--- START OF Input records ---

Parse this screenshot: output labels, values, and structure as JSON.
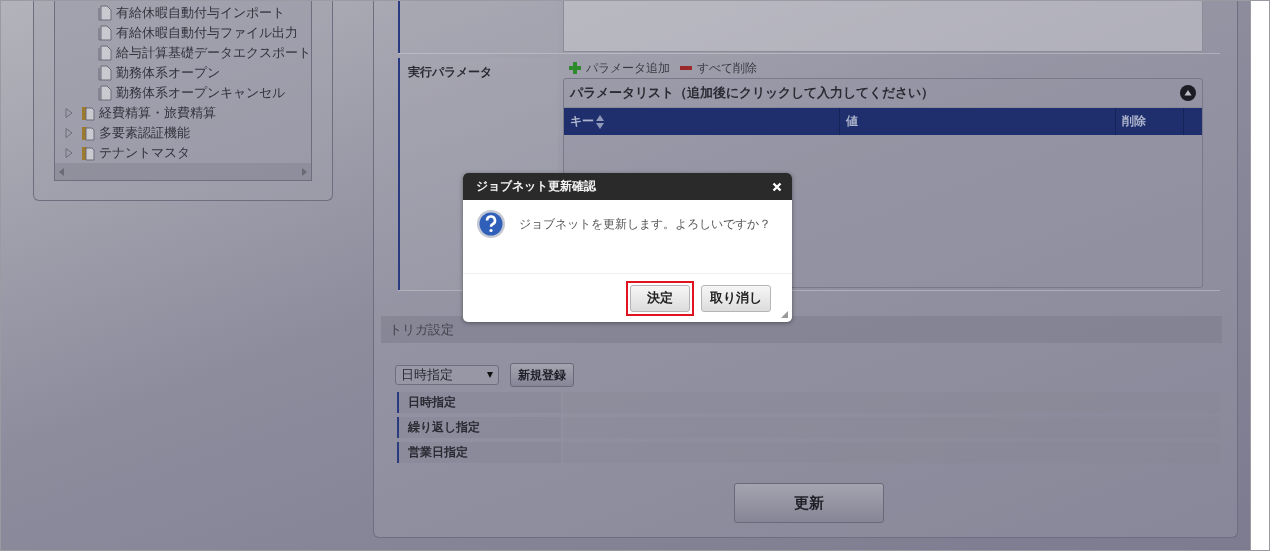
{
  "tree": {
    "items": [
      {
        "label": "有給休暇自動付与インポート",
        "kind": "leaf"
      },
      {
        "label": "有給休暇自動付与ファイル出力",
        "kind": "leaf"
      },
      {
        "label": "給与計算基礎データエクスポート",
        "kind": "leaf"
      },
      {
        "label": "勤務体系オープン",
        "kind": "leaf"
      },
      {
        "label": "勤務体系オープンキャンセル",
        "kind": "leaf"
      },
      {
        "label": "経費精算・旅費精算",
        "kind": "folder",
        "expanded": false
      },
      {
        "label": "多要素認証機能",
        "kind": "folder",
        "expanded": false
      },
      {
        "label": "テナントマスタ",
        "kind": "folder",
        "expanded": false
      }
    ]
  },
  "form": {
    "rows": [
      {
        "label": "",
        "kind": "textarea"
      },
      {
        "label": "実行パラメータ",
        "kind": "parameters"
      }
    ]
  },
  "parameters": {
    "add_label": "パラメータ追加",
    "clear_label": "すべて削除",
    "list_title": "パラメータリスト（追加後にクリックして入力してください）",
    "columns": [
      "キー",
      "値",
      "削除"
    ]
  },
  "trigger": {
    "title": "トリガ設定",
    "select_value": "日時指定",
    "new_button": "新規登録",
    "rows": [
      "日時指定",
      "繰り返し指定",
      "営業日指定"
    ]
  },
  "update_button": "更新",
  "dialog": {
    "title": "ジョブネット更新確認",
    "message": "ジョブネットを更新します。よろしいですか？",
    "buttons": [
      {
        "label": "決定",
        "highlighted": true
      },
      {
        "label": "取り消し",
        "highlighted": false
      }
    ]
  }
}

--- END OF Input records ---

◆ Task requirements ◆
Reproduce the material word for word. Any pictures should be left out of the copy.

◆ The response ◆
Parse this screenshot: output labels, values, and structure as JSON.
{
  "tree": {
    "items": [
      {
        "label": "有給休暇自動付与インポート",
        "kind": "leaf"
      },
      {
        "label": "有給休暇自動付与ファイル出力",
        "kind": "leaf"
      },
      {
        "label": "給与計算基礎データエクスポート",
        "kind": "leaf"
      },
      {
        "label": "勤務体系オープン",
        "kind": "leaf"
      },
      {
        "label": "勤務体系オープンキャンセル",
        "kind": "leaf"
      },
      {
        "label": "経費精算・旅費精算",
        "kind": "folder",
        "expanded": false
      },
      {
        "label": "多要素認証機能",
        "kind": "folder",
        "expanded": false
      },
      {
        "label": "テナントマスタ",
        "kind": "folder",
        "expanded": false
      }
    ]
  },
  "form": {
    "rows": [
      {
        "label": "",
        "kind": "textarea"
      },
      {
        "label": "実行パラメータ",
        "kind": "parameters"
      }
    ]
  },
  "parameters": {
    "add_label": "パラメータ追加",
    "clear_label": "すべて削除",
    "list_title": "パラメータリスト（追加後にクリックして入力してください）",
    "columns": [
      "キー",
      "値",
      "削除"
    ]
  },
  "trigger": {
    "title": "トリガ設定",
    "select_value": "日時指定",
    "new_button": "新規登録",
    "rows": [
      "日時指定",
      "繰り返し指定",
      "営業日指定"
    ]
  },
  "update_button": "更新",
  "dialog": {
    "title": "ジョブネット更新確認",
    "message": "ジョブネットを更新します。よろしいですか？",
    "buttons": [
      {
        "label": "決定",
        "highlighted": true
      },
      {
        "label": "取り消し",
        "highlighted": false
      }
    ]
  }
}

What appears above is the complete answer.